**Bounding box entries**

--*--

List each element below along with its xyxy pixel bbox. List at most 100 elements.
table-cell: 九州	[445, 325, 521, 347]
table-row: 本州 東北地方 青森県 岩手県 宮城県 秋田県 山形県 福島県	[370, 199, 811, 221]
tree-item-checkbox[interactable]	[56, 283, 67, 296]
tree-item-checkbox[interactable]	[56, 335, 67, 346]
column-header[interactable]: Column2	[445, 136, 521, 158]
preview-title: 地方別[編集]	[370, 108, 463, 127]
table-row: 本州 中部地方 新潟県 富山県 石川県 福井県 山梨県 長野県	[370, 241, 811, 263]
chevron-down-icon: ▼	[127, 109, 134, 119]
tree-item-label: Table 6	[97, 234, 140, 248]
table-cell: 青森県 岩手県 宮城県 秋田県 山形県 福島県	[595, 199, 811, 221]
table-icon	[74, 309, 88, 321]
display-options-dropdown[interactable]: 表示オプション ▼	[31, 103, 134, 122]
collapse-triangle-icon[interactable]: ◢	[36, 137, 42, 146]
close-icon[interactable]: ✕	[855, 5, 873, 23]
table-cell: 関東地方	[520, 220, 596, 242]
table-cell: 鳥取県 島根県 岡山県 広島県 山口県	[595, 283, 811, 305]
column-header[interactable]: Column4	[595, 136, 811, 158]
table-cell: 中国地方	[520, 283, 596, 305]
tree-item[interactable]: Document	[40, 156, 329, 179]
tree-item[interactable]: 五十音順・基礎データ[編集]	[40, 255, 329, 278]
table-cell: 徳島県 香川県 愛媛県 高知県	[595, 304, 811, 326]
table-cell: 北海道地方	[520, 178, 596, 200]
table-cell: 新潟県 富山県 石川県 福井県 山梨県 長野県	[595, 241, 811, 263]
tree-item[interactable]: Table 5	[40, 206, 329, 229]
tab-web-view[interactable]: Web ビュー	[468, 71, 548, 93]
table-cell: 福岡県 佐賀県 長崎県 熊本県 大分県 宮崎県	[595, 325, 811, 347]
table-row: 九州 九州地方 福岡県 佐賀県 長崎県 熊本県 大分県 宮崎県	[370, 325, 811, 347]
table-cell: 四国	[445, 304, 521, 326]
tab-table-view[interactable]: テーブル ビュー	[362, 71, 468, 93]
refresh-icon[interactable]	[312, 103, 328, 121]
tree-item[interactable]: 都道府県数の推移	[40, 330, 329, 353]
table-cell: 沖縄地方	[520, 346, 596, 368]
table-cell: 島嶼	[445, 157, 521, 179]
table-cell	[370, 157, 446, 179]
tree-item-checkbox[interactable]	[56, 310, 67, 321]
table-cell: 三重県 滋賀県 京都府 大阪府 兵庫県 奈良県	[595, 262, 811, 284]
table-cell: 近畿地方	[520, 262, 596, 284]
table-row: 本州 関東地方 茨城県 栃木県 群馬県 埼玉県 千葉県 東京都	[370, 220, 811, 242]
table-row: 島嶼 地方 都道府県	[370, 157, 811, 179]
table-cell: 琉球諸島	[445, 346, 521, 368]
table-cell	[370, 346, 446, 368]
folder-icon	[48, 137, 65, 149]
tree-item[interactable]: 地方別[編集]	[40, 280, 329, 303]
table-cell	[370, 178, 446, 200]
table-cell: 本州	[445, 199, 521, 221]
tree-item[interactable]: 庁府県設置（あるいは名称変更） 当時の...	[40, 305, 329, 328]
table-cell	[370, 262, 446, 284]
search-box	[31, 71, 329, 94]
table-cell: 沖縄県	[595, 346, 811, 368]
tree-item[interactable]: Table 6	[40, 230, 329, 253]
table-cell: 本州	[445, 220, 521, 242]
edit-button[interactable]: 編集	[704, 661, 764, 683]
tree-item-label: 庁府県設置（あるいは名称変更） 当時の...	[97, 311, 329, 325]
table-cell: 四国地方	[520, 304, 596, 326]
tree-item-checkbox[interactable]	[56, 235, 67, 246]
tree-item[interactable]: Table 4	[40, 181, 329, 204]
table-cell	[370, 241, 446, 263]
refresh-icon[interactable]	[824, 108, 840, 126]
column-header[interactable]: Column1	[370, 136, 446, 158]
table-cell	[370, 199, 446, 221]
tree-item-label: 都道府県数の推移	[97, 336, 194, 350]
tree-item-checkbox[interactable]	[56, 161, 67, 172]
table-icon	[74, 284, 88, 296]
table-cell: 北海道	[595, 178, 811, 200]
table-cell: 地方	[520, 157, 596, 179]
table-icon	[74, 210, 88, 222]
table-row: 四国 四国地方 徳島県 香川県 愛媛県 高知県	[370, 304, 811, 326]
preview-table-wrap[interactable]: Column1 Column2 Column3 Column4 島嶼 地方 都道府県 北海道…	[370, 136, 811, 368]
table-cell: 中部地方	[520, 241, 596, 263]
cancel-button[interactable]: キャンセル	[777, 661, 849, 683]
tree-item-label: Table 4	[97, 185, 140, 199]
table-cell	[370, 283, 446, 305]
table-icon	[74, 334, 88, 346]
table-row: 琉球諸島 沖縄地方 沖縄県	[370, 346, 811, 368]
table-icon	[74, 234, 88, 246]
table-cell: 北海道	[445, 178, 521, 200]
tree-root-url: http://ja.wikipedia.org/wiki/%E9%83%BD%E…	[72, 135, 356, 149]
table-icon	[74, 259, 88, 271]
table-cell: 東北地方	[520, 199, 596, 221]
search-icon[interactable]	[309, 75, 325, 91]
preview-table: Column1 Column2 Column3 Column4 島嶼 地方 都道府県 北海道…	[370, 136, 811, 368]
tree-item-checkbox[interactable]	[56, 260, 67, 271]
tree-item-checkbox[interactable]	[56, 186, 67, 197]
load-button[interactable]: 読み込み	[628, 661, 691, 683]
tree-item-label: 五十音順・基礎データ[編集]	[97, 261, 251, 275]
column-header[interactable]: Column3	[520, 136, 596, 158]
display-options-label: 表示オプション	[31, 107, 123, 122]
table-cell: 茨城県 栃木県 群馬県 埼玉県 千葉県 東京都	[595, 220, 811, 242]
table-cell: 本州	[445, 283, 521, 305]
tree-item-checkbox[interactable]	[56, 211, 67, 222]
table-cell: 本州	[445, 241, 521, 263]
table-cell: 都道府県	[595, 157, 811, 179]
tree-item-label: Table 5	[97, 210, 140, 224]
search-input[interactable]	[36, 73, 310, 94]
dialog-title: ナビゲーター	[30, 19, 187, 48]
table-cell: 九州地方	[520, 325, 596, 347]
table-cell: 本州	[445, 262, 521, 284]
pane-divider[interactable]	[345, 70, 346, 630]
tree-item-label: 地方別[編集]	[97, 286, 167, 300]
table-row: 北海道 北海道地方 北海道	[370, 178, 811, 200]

--*--

**WHAT IS ASKED**
Reproduce the records with every "table-cell" swapped for "grid-cell", leaving everything else as it is.

**TASK RESPONSE**
List each element below along with its xyxy pixel bbox. List at most 100 elements.
grid-cell: 九州	[445, 325, 521, 347]
table-row: 本州 東北地方 青森県 岩手県 宮城県 秋田県 山形県 福島県	[370, 199, 811, 221]
tree-item-checkbox[interactable]	[56, 283, 67, 296]
tree-item-checkbox[interactable]	[56, 335, 67, 346]
column-header[interactable]: Column2	[445, 136, 521, 158]
preview-title: 地方別[編集]	[370, 108, 463, 127]
table-row: 本州 中部地方 新潟県 富山県 石川県 福井県 山梨県 長野県	[370, 241, 811, 263]
chevron-down-icon: ▼	[127, 109, 134, 119]
tree-item-label: Table 6	[97, 234, 140, 248]
grid-cell: 青森県 岩手県 宮城県 秋田県 山形県 福島県	[595, 199, 811, 221]
table-icon	[74, 309, 88, 321]
display-options-dropdown[interactable]: 表示オプション ▼	[31, 103, 134, 122]
collapse-triangle-icon[interactable]: ◢	[36, 137, 42, 146]
close-icon[interactable]: ✕	[855, 5, 873, 23]
grid-cell: 関東地方	[520, 220, 596, 242]
grid-cell: 鳥取県 島根県 岡山県 広島県 山口県	[595, 283, 811, 305]
column-header[interactable]: Column4	[595, 136, 811, 158]
grid-cell: 中国地方	[520, 283, 596, 305]
tree-item[interactable]: Document	[40, 156, 329, 179]
tree-item[interactable]: 五十音順・基礎データ[編集]	[40, 255, 329, 278]
grid-cell: 徳島県 香川県 愛媛県 高知県	[595, 304, 811, 326]
grid-cell: 北海道地方	[520, 178, 596, 200]
grid-cell: 新潟県 富山県 石川県 福井県 山梨県 長野県	[595, 241, 811, 263]
tree-item[interactable]: Table 5	[40, 206, 329, 229]
tab-web-view[interactable]: Web ビュー	[468, 71, 548, 93]
grid-cell: 福岡県 佐賀県 長崎県 熊本県 大分県 宮崎県	[595, 325, 811, 347]
table-row: 九州 九州地方 福岡県 佐賀県 長崎県 熊本県 大分県 宮崎県	[370, 325, 811, 347]
grid-cell: 四国	[445, 304, 521, 326]
tab-table-view[interactable]: テーブル ビュー	[362, 71, 468, 93]
refresh-icon[interactable]	[312, 103, 328, 121]
tree-item[interactable]: 都道府県数の推移	[40, 330, 329, 353]
grid-cell: 沖縄地方	[520, 346, 596, 368]
grid-cell: 島嶼	[445, 157, 521, 179]
grid-cell	[370, 157, 446, 179]
tree-item-checkbox[interactable]	[56, 310, 67, 321]
grid-cell: 三重県 滋賀県 京都府 大阪府 兵庫県 奈良県	[595, 262, 811, 284]
grid-cell: 近畿地方	[520, 262, 596, 284]
table-row: 本州 関東地方 茨城県 栃木県 群馬県 埼玉県 千葉県 東京都	[370, 220, 811, 242]
table-row: 島嶼 地方 都道府県	[370, 157, 811, 179]
grid-cell: 琉球諸島	[445, 346, 521, 368]
grid-cell	[370, 346, 446, 368]
folder-icon	[48, 137, 65, 149]
tree-item[interactable]: 地方別[編集]	[40, 280, 329, 303]
grid-cell	[370, 178, 446, 200]
grid-cell: 本州	[445, 199, 521, 221]
tree-item[interactable]: 庁府県設置（あるいは名称変更） 当時の...	[40, 305, 329, 328]
grid-cell	[370, 262, 446, 284]
search-box	[31, 71, 329, 94]
grid-cell: 沖縄県	[595, 346, 811, 368]
tree-item[interactable]: Table 6	[40, 230, 329, 253]
grid-cell: 本州	[445, 220, 521, 242]
edit-button[interactable]: 編集	[704, 661, 764, 683]
tree-item-label: 庁府県設置（あるいは名称変更） 当時の...	[97, 311, 329, 325]
grid-cell: 四国地方	[520, 304, 596, 326]
tree-item-checkbox[interactable]	[56, 235, 67, 246]
tree-item[interactable]: Table 4	[40, 181, 329, 204]
grid-cell	[370, 241, 446, 263]
refresh-icon[interactable]	[824, 108, 840, 126]
column-header[interactable]: Column1	[370, 136, 446, 158]
grid-cell	[370, 199, 446, 221]
tree-item-label: 都道府県数の推移	[97, 336, 194, 350]
tree-item-checkbox[interactable]	[56, 161, 67, 172]
table-icon	[74, 284, 88, 296]
grid-cell: 北海道	[595, 178, 811, 200]
grid-cell: 地方	[520, 157, 596, 179]
table-icon	[74, 210, 88, 222]
table-row: 四国 四国地方 徳島県 香川県 愛媛県 高知県	[370, 304, 811, 326]
preview-table-wrap[interactable]: Column1 Column2 Column3 Column4 島嶼 地方 都道府県 北海道…	[370, 136, 811, 368]
grid-cell: 中部地方	[520, 241, 596, 263]
cancel-button[interactable]: キャンセル	[777, 661, 849, 683]
tree-item-label: Table 4	[97, 185, 140, 199]
grid-cell	[370, 283, 446, 305]
table-icon	[74, 334, 88, 346]
table-row: 琉球諸島 沖縄地方 沖縄県	[370, 346, 811, 368]
table-icon	[74, 234, 88, 246]
grid-cell: 北海道	[445, 178, 521, 200]
tree-root-url: http://ja.wikipedia.org/wiki/%E9%83%BD%E…	[72, 135, 356, 149]
table-icon	[74, 259, 88, 271]
grid-cell: 東北地方	[520, 199, 596, 221]
search-icon[interactable]	[309, 75, 325, 91]
preview-table: Column1 Column2 Column3 Column4 島嶼 地方 都道府県 北海道…	[370, 136, 811, 368]
tree-item-checkbox[interactable]	[56, 260, 67, 271]
tree-item-checkbox[interactable]	[56, 186, 67, 197]
load-button[interactable]: 読み込み	[628, 661, 691, 683]
tree-item-label: 五十音順・基礎データ[編集]	[97, 261, 251, 275]
column-header[interactable]: Column3	[520, 136, 596, 158]
display-options-label: 表示オプション	[31, 107, 123, 122]
grid-cell: 茨城県 栃木県 群馬県 埼玉県 千葉県 東京都	[595, 220, 811, 242]
grid-cell: 本州	[445, 283, 521, 305]
tree-item-checkbox[interactable]	[56, 211, 67, 222]
grid-cell: 本州	[445, 241, 521, 263]
grid-cell: 都道府県	[595, 157, 811, 179]
tree-item-label: Table 5	[97, 210, 140, 224]
search-input[interactable]	[36, 73, 310, 94]
dialog-title: ナビゲーター	[30, 19, 187, 48]
grid-cell: 九州地方	[520, 325, 596, 347]
grid-cell: 本州	[445, 262, 521, 284]
pane-divider[interactable]	[345, 70, 346, 630]
tree-item-label: 地方別[編集]	[97, 286, 167, 300]
table-row: 北海道 北海道地方 北海道	[370, 178, 811, 200]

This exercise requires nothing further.